**PROBLEM DETAILS:**
Read the lines that follow and pick out every one containing the word "getName".

Begin PROVIDED INFORMATION

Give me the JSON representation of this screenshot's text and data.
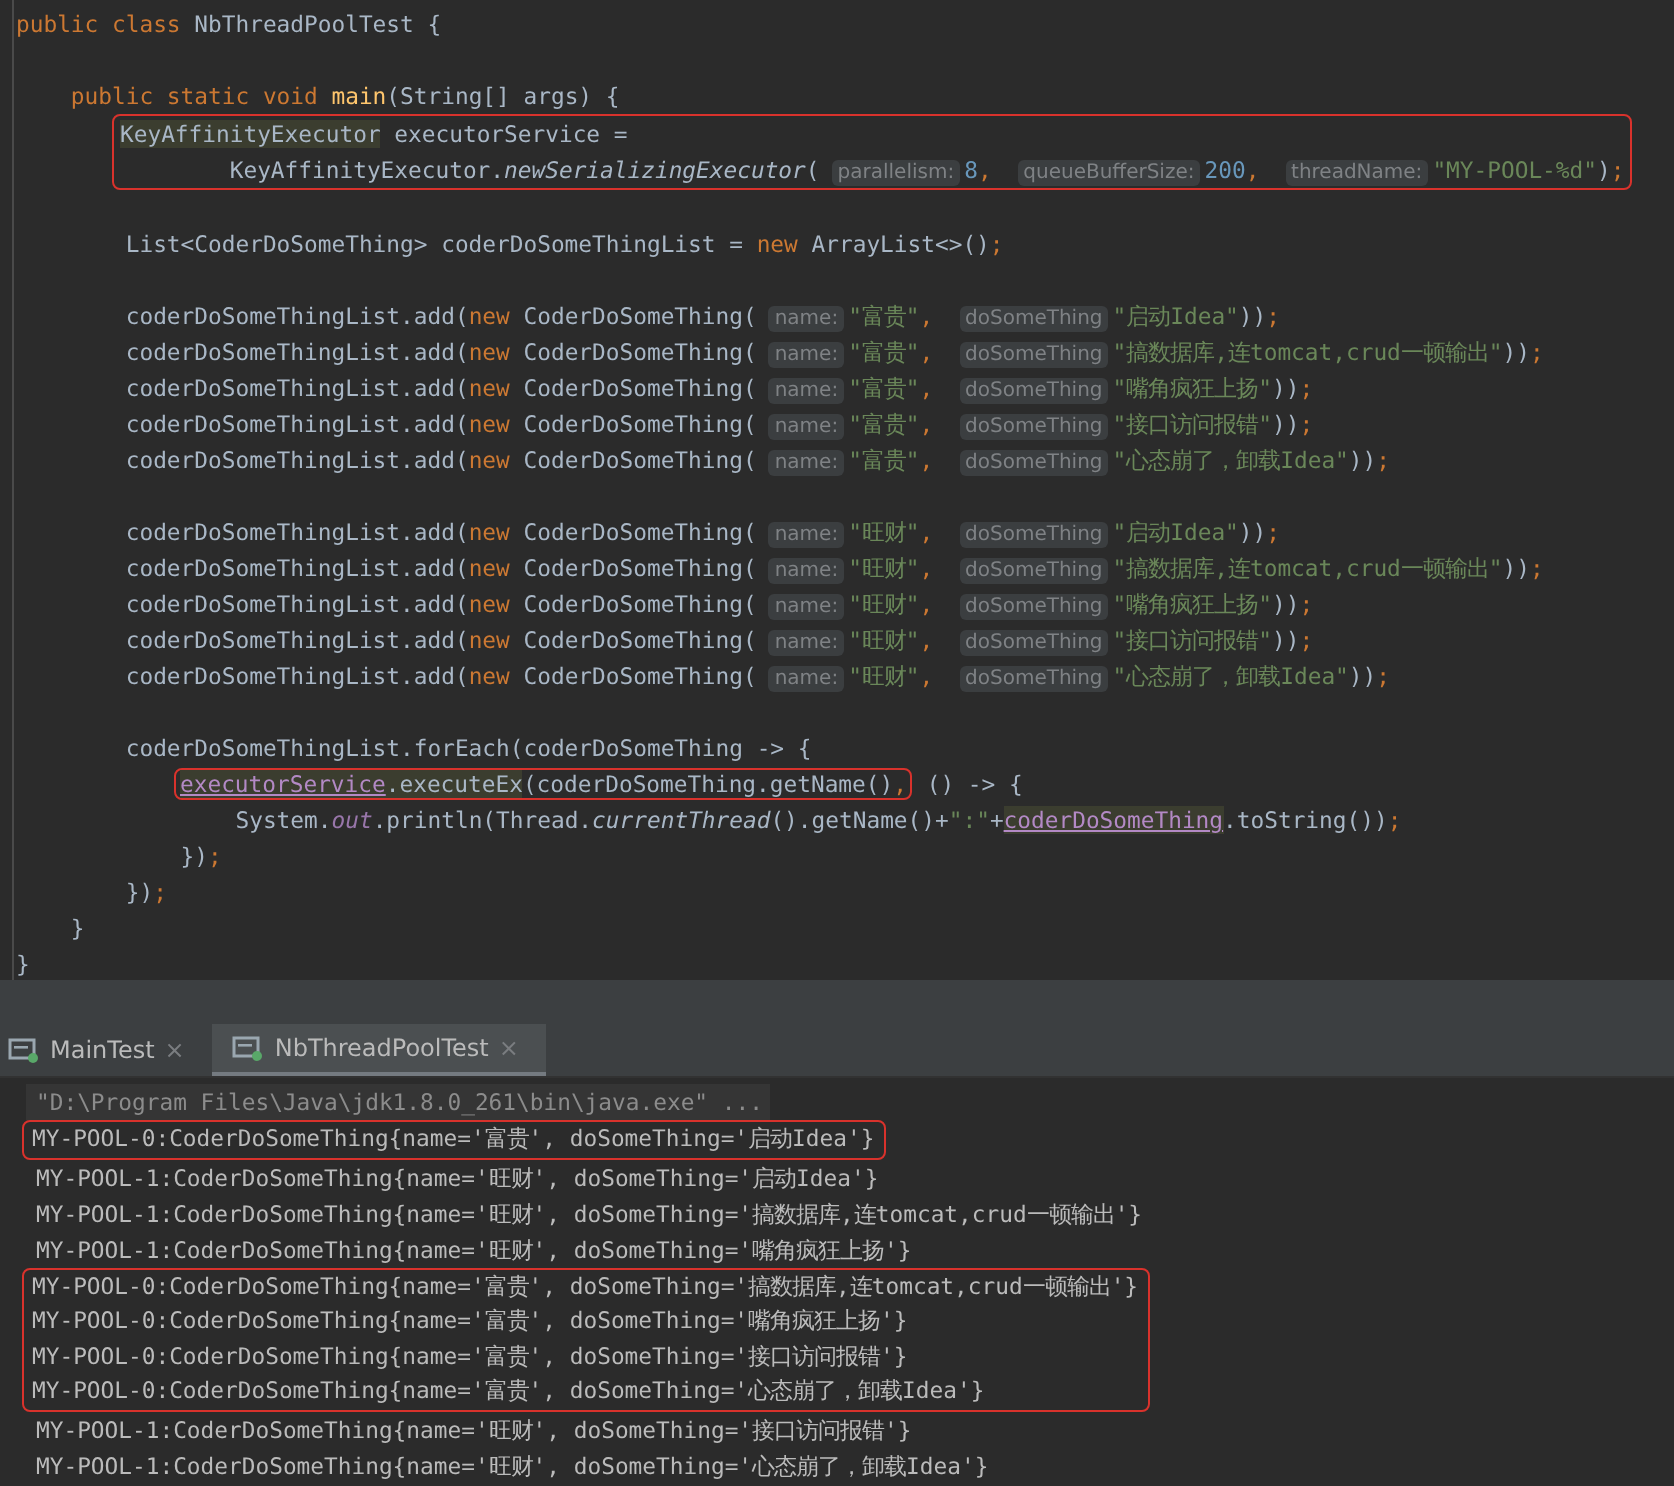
{
  "editor": {
    "lines": [
      {
        "kind": "line",
        "tokens": [
          {
            "kind": "keyword",
            "text": "public class "
          },
          {
            "kind": "plain",
            "text": "NbThreadPoolTest {"
          }
        ]
      },
      {
        "kind": "blank"
      },
      {
        "kind": "line",
        "tokens": [
          {
            "kind": "keyword",
            "text": "    public static void "
          },
          {
            "kind": "declaration",
            "text": "main"
          },
          {
            "kind": "plain",
            "text": "(String[] args) {"
          }
        ]
      },
      {
        "kind": "boxed",
        "lines": [
          {
            "kind": "line",
            "tokens": [
              {
                "kind": "highlight",
                "text": "KeyAffinityExecutor"
              },
              {
                "kind": "plain",
                "text": " executorService ="
              }
            ]
          },
          {
            "kind": "line",
            "tokens": [
              {
                "kind": "plain",
                "text": "        KeyAffinityExecutor."
              },
              {
                "kind": "italic",
                "text": "newSerializingExecutor"
              },
              {
                "kind": "plain",
                "text": "("
              },
              {
                "kind": "hint",
                "text": "parallelism:"
              },
              {
                "kind": "number",
                "text": "8"
              },
              {
                "kind": "punct",
                "text": ", "
              },
              {
                "kind": "hint",
                "text": "queueBufferSize:"
              },
              {
                "kind": "number",
                "text": "200"
              },
              {
                "kind": "punct",
                "text": ", "
              },
              {
                "kind": "hint",
                "text": "threadName:"
              },
              {
                "kind": "string",
                "text": "\"MY-POOL-%d\""
              },
              {
                "kind": "plain",
                "text": ")"
              },
              {
                "kind": "punct",
                "text": ";"
              }
            ]
          }
        ]
      },
      {
        "kind": "blank"
      },
      {
        "kind": "line",
        "tokens": [
          {
            "kind": "plain",
            "text": "        List<CoderDoSomeThing> coderDoSomeThingList = "
          },
          {
            "kind": "keyword",
            "text": "new"
          },
          {
            "kind": "plain",
            "text": " ArrayList<>()"
          },
          {
            "kind": "punct",
            "text": ";"
          }
        ]
      },
      {
        "kind": "blank"
      },
      {
        "kind": "line",
        "tokens": [
          {
            "kind": "plain",
            "text": "        coderDoSomeThingList.add("
          },
          {
            "kind": "keyword",
            "text": "new"
          },
          {
            "kind": "plain",
            "text": " CoderDoSomeThing("
          },
          {
            "kind": "hint",
            "text": "name:"
          },
          {
            "kind": "string",
            "text": "\"富贵\""
          },
          {
            "kind": "punct",
            "text": ", "
          },
          {
            "kind": "hint",
            "text": "doSomeThing"
          },
          {
            "kind": "string",
            "text": "\"启动Idea\""
          },
          {
            "kind": "plain",
            "text": "))"
          },
          {
            "kind": "punct",
            "text": ";"
          }
        ]
      },
      {
        "kind": "line",
        "tokens": [
          {
            "kind": "plain",
            "text": "        coderDoSomeThingList.add("
          },
          {
            "kind": "keyword",
            "text": "new"
          },
          {
            "kind": "plain",
            "text": " CoderDoSomeThing("
          },
          {
            "kind": "hint",
            "text": "name:"
          },
          {
            "kind": "string",
            "text": "\"富贵\""
          },
          {
            "kind": "punct",
            "text": ", "
          },
          {
            "kind": "hint",
            "text": "doSomeThing"
          },
          {
            "kind": "string",
            "text": "\"搞数据库,连tomcat,crud一顿输出\""
          },
          {
            "kind": "plain",
            "text": "))"
          },
          {
            "kind": "punct",
            "text": ";"
          }
        ]
      },
      {
        "kind": "line",
        "tokens": [
          {
            "kind": "plain",
            "text": "        coderDoSomeThingList.add("
          },
          {
            "kind": "keyword",
            "text": "new"
          },
          {
            "kind": "plain",
            "text": " CoderDoSomeThing("
          },
          {
            "kind": "hint",
            "text": "name:"
          },
          {
            "kind": "string",
            "text": "\"富贵\""
          },
          {
            "kind": "punct",
            "text": ", "
          },
          {
            "kind": "hint",
            "text": "doSomeThing"
          },
          {
            "kind": "string",
            "text": "\"嘴角疯狂上扬\""
          },
          {
            "kind": "plain",
            "text": "))"
          },
          {
            "kind": "punct",
            "text": ";"
          }
        ]
      },
      {
        "kind": "line",
        "tokens": [
          {
            "kind": "plain",
            "text": "        coderDoSomeThingList.add("
          },
          {
            "kind": "keyword",
            "text": "new"
          },
          {
            "kind": "plain",
            "text": " CoderDoSomeThing("
          },
          {
            "kind": "hint",
            "text": "name:"
          },
          {
            "kind": "string",
            "text": "\"富贵\""
          },
          {
            "kind": "punct",
            "text": ", "
          },
          {
            "kind": "hint",
            "text": "doSomeThing"
          },
          {
            "kind": "string",
            "text": "\"接口访问报错\""
          },
          {
            "kind": "plain",
            "text": "))"
          },
          {
            "kind": "punct",
            "text": ";"
          }
        ]
      },
      {
        "kind": "line",
        "tokens": [
          {
            "kind": "plain",
            "text": "        coderDoSomeThingList.add("
          },
          {
            "kind": "keyword",
            "text": "new"
          },
          {
            "kind": "plain",
            "text": " CoderDoSomeThing("
          },
          {
            "kind": "hint",
            "text": "name:"
          },
          {
            "kind": "string",
            "text": "\"富贵\""
          },
          {
            "kind": "punct",
            "text": ", "
          },
          {
            "kind": "hint",
            "text": "doSomeThing"
          },
          {
            "kind": "string",
            "text": "\"心态崩了，卸载Idea\""
          },
          {
            "kind": "plain",
            "text": "))"
          },
          {
            "kind": "punct",
            "text": ";"
          }
        ]
      },
      {
        "kind": "blank"
      },
      {
        "kind": "line",
        "tokens": [
          {
            "kind": "plain",
            "text": "        coderDoSomeThingList.add("
          },
          {
            "kind": "keyword",
            "text": "new"
          },
          {
            "kind": "plain",
            "text": " CoderDoSomeThing("
          },
          {
            "kind": "hint",
            "text": "name:"
          },
          {
            "kind": "string",
            "text": "\"旺财\""
          },
          {
            "kind": "punct",
            "text": ", "
          },
          {
            "kind": "hint",
            "text": "doSomeThing"
          },
          {
            "kind": "string",
            "text": "\"启动Idea\""
          },
          {
            "kind": "plain",
            "text": "))"
          },
          {
            "kind": "punct",
            "text": ";"
          }
        ]
      },
      {
        "kind": "line",
        "tokens": [
          {
            "kind": "plain",
            "text": "        coderDoSomeThingList.add("
          },
          {
            "kind": "keyword",
            "text": "new"
          },
          {
            "kind": "plain",
            "text": " CoderDoSomeThing("
          },
          {
            "kind": "hint",
            "text": "name:"
          },
          {
            "kind": "string",
            "text": "\"旺财\""
          },
          {
            "kind": "punct",
            "text": ", "
          },
          {
            "kind": "hint",
            "text": "doSomeThing"
          },
          {
            "kind": "string",
            "text": "\"搞数据库,连tomcat,crud一顿输出\""
          },
          {
            "kind": "plain",
            "text": "))"
          },
          {
            "kind": "punct",
            "text": ";"
          }
        ]
      },
      {
        "kind": "line",
        "tokens": [
          {
            "kind": "plain",
            "text": "        coderDoSomeThingList.add("
          },
          {
            "kind": "keyword",
            "text": "new"
          },
          {
            "kind": "plain",
            "text": " CoderDoSomeThing("
          },
          {
            "kind": "hint",
            "text": "name:"
          },
          {
            "kind": "string",
            "text": "\"旺财\""
          },
          {
            "kind": "punct",
            "text": ", "
          },
          {
            "kind": "hint",
            "text": "doSomeThing"
          },
          {
            "kind": "string",
            "text": "\"嘴角疯狂上扬\""
          },
          {
            "kind": "plain",
            "text": "))"
          },
          {
            "kind": "punct",
            "text": ";"
          }
        ]
      },
      {
        "kind": "line",
        "tokens": [
          {
            "kind": "plain",
            "text": "        coderDoSomeThingList.add("
          },
          {
            "kind": "keyword",
            "text": "new"
          },
          {
            "kind": "plain",
            "text": " CoderDoSomeThing("
          },
          {
            "kind": "hint",
            "text": "name:"
          },
          {
            "kind": "string",
            "text": "\"旺财\""
          },
          {
            "kind": "punct",
            "text": ", "
          },
          {
            "kind": "hint",
            "text": "doSomeThing"
          },
          {
            "kind": "string",
            "text": "\"接口访问报错\""
          },
          {
            "kind": "plain",
            "text": "))"
          },
          {
            "kind": "punct",
            "text": ";"
          }
        ]
      },
      {
        "kind": "line",
        "tokens": [
          {
            "kind": "plain",
            "text": "        coderDoSomeThingList.add("
          },
          {
            "kind": "keyword",
            "text": "new"
          },
          {
            "kind": "plain",
            "text": " CoderDoSomeThing("
          },
          {
            "kind": "hint",
            "text": "name:"
          },
          {
            "kind": "string",
            "text": "\"旺财\""
          },
          {
            "kind": "punct",
            "text": ", "
          },
          {
            "kind": "hint",
            "text": "doSomeThing"
          },
          {
            "kind": "string",
            "text": "\"心态崩了，卸载Idea\""
          },
          {
            "kind": "plain",
            "text": "))"
          },
          {
            "kind": "punct",
            "text": ";"
          }
        ]
      },
      {
        "kind": "blank"
      },
      {
        "kind": "line",
        "tokens": [
          {
            "kind": "plain",
            "text": "        coderDoSomeThingList.forEach(coderDoSomeThing -> {"
          }
        ]
      },
      {
        "kind": "line",
        "tokens": [
          {
            "kind": "box",
            "tokens": [
              {
                "kind": "underline",
                "text": "executorService"
              },
              {
                "kind": "highlight",
                "text": ".executeEx"
              },
              {
                "kind": "plain",
                "text": "(coderDoSomeThing.getName()"
              },
              {
                "kind": "punct",
                "text": ","
              }
            ]
          },
          {
            "kind": "plain",
            "text": " () -> {"
          }
        ]
      },
      {
        "kind": "line",
        "tokens": [
          {
            "kind": "plain",
            "text": "                System."
          },
          {
            "kind": "field",
            "text": "out"
          },
          {
            "kind": "plain",
            "text": ".println(Thread."
          },
          {
            "kind": "italic",
            "text": "currentThread"
          },
          {
            "kind": "plain",
            "text": "().getName()+"
          },
          {
            "kind": "string",
            "text": "\":\""
          },
          {
            "kind": "plain",
            "text": "+"
          },
          {
            "kind": "underline",
            "text": "coderDoSomeThing"
          },
          {
            "kind": "plain",
            "text": ".toString())"
          },
          {
            "kind": "punct",
            "text": ";"
          }
        ]
      },
      {
        "kind": "line",
        "tokens": [
          {
            "kind": "plain",
            "text": "            })"
          },
          {
            "kind": "punct",
            "text": ";"
          }
        ]
      },
      {
        "kind": "line",
        "tokens": [
          {
            "kind": "plain",
            "text": "        })"
          },
          {
            "kind": "punct",
            "text": ";"
          }
        ]
      },
      {
        "kind": "line",
        "tokens": [
          {
            "kind": "plain",
            "text": "    }"
          }
        ]
      },
      {
        "kind": "line",
        "tokens": [
          {
            "kind": "plain",
            "text": "}"
          }
        ]
      }
    ]
  },
  "console": {
    "tabs": [
      {
        "label": "MainTest",
        "close": "×",
        "selected": false
      },
      {
        "label": "NbThreadPoolTest",
        "close": "×",
        "selected": true
      }
    ],
    "output": [
      {
        "kind": "command",
        "text": "\"D:\\Program Files\\Java\\jdk1.8.0_261\\bin\\java.exe\" ..."
      },
      {
        "kind": "boxed",
        "lines": [
          "MY-POOL-0:CoderDoSomeThing{name='富贵', doSomeThing='启动Idea'}"
        ]
      },
      {
        "kind": "line",
        "text": "MY-POOL-1:CoderDoSomeThing{name='旺财', doSomeThing='启动Idea'}"
      },
      {
        "kind": "line",
        "text": "MY-POOL-1:CoderDoSomeThing{name='旺财', doSomeThing='搞数据库,连tomcat,crud一顿输出'}"
      },
      {
        "kind": "line",
        "text": "MY-POOL-1:CoderDoSomeThing{name='旺财', doSomeThing='嘴角疯狂上扬'}"
      },
      {
        "kind": "boxed",
        "lines": [
          "MY-POOL-0:CoderDoSomeThing{name='富贵', doSomeThing='搞数据库,连tomcat,crud一顿输出'}",
          "MY-POOL-0:CoderDoSomeThing{name='富贵', doSomeThing='嘴角疯狂上扬'}",
          "MY-POOL-0:CoderDoSomeThing{name='富贵', doSomeThing='接口访问报错'}",
          "MY-POOL-0:CoderDoSomeThing{name='富贵', doSomeThing='心态崩了，卸载Idea'}"
        ]
      },
      {
        "kind": "line",
        "text": "MY-POOL-1:CoderDoSomeThing{name='旺财', doSomeThing='接口访问报错'}"
      },
      {
        "kind": "line",
        "text": "MY-POOL-1:CoderDoSomeThing{name='旺财', doSomeThing='心态崩了，卸载Idea'}"
      }
    ]
  }
}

End PROVIDED INFORMATION

**RESPONSE FOR THIS EXERCISE:**
                "text": "(coderDoSomeThing.getName()"
            "text": "().getName()+"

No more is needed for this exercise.